- _Given instruction_: Gather each line of the records where "description" appears.

- _Material_:

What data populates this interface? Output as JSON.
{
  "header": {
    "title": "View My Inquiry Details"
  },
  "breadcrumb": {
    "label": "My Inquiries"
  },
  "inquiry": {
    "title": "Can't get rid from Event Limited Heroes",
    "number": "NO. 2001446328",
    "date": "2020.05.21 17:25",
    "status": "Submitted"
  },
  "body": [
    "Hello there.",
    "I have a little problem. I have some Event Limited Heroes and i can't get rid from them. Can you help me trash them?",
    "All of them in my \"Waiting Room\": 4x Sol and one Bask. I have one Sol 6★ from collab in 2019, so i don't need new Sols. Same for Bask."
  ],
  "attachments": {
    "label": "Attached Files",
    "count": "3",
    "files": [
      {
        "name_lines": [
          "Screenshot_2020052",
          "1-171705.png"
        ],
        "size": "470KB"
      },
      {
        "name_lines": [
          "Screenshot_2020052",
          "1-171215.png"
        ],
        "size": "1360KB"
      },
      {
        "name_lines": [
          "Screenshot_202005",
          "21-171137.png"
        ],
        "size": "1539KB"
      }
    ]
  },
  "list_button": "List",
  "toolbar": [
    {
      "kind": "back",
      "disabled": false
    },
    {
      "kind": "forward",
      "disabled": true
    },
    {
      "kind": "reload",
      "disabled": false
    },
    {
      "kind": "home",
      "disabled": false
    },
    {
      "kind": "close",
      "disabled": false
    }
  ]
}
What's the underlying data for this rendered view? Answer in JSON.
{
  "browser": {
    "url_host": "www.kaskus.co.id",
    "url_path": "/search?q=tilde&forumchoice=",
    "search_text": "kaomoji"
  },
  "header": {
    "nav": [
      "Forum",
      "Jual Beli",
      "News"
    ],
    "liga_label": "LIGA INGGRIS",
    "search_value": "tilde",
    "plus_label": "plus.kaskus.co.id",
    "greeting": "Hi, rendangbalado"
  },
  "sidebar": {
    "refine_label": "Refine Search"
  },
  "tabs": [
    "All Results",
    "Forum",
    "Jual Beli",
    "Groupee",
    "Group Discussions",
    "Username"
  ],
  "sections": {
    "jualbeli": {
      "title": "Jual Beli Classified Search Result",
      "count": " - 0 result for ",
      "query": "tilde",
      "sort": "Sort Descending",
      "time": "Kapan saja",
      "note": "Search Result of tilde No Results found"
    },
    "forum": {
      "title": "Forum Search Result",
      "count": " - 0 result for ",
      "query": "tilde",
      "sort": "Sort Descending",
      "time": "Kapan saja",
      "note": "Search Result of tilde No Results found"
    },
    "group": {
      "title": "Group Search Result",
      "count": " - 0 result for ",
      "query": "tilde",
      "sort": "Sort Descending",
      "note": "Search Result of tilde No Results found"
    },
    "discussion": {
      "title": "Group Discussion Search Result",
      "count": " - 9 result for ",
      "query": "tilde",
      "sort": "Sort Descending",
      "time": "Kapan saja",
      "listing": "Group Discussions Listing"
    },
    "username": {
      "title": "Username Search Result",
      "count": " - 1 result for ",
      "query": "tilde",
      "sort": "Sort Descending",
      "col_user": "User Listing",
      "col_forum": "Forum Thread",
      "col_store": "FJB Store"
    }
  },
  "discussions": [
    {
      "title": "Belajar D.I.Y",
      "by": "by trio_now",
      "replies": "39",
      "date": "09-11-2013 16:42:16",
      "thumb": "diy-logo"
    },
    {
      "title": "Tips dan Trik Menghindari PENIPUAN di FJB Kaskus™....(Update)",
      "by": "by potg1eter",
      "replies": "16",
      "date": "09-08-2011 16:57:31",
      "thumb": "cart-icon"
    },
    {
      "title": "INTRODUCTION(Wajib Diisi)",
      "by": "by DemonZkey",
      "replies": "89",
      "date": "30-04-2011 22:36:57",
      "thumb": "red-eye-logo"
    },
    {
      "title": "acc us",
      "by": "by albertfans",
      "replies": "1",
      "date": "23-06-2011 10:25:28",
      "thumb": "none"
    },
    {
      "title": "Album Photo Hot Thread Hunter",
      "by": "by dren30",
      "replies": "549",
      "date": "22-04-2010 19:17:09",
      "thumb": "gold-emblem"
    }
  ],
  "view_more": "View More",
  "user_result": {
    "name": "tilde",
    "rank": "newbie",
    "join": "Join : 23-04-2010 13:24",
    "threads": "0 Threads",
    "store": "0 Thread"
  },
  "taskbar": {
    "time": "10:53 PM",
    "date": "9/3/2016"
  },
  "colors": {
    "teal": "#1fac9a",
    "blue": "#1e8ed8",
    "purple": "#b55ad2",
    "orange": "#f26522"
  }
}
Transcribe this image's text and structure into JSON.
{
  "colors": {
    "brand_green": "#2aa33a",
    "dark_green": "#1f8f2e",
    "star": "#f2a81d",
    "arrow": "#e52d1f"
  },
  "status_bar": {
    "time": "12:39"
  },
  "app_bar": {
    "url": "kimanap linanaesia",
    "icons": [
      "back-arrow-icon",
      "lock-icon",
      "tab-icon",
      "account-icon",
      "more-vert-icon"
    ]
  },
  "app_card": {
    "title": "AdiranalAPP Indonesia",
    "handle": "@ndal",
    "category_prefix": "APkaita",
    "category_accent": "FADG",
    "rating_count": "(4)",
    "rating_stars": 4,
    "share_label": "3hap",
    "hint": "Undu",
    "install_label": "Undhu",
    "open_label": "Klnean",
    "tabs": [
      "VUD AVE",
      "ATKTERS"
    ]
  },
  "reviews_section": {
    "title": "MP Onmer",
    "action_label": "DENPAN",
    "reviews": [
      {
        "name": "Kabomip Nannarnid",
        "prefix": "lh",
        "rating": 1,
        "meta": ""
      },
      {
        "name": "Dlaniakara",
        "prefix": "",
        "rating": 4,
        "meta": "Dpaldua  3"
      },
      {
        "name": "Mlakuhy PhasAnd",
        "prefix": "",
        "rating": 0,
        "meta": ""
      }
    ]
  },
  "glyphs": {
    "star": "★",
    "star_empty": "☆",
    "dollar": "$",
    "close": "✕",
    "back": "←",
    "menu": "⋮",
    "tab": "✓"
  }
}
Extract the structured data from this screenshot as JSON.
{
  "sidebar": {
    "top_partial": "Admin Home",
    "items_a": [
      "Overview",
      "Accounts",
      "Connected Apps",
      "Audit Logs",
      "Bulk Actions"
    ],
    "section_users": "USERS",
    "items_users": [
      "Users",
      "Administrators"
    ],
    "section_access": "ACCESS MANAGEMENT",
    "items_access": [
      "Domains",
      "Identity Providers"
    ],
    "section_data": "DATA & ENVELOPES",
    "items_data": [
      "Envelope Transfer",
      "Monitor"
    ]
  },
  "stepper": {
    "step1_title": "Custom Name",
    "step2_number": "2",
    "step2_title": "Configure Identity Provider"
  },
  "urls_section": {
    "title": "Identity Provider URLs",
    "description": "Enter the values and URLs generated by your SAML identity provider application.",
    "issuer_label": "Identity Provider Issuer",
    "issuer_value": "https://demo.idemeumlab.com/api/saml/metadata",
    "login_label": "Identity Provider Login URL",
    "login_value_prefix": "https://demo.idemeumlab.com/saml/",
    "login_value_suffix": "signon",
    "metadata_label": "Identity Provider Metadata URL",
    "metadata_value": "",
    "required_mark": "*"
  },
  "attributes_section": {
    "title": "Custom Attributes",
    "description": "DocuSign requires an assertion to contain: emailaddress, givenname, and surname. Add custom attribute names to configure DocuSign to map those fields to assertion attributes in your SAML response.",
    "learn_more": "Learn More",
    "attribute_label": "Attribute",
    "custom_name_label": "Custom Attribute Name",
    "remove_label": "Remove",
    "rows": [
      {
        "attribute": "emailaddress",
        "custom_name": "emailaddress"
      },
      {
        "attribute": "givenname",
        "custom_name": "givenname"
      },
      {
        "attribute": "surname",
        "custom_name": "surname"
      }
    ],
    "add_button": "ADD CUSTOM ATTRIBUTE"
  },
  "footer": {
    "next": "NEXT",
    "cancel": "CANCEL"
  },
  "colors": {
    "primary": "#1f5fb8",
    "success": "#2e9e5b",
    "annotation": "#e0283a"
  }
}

- _Complete output_:
    "description": "Enter the values and URLs generated by your SAML identity provider application.",
    "description": "DocuSign requires an assertion to contain: emailaddress, givenname, and surname. Add custom attribute names to configure DocuSign to map those fields to assertion attributes in your SAML response.",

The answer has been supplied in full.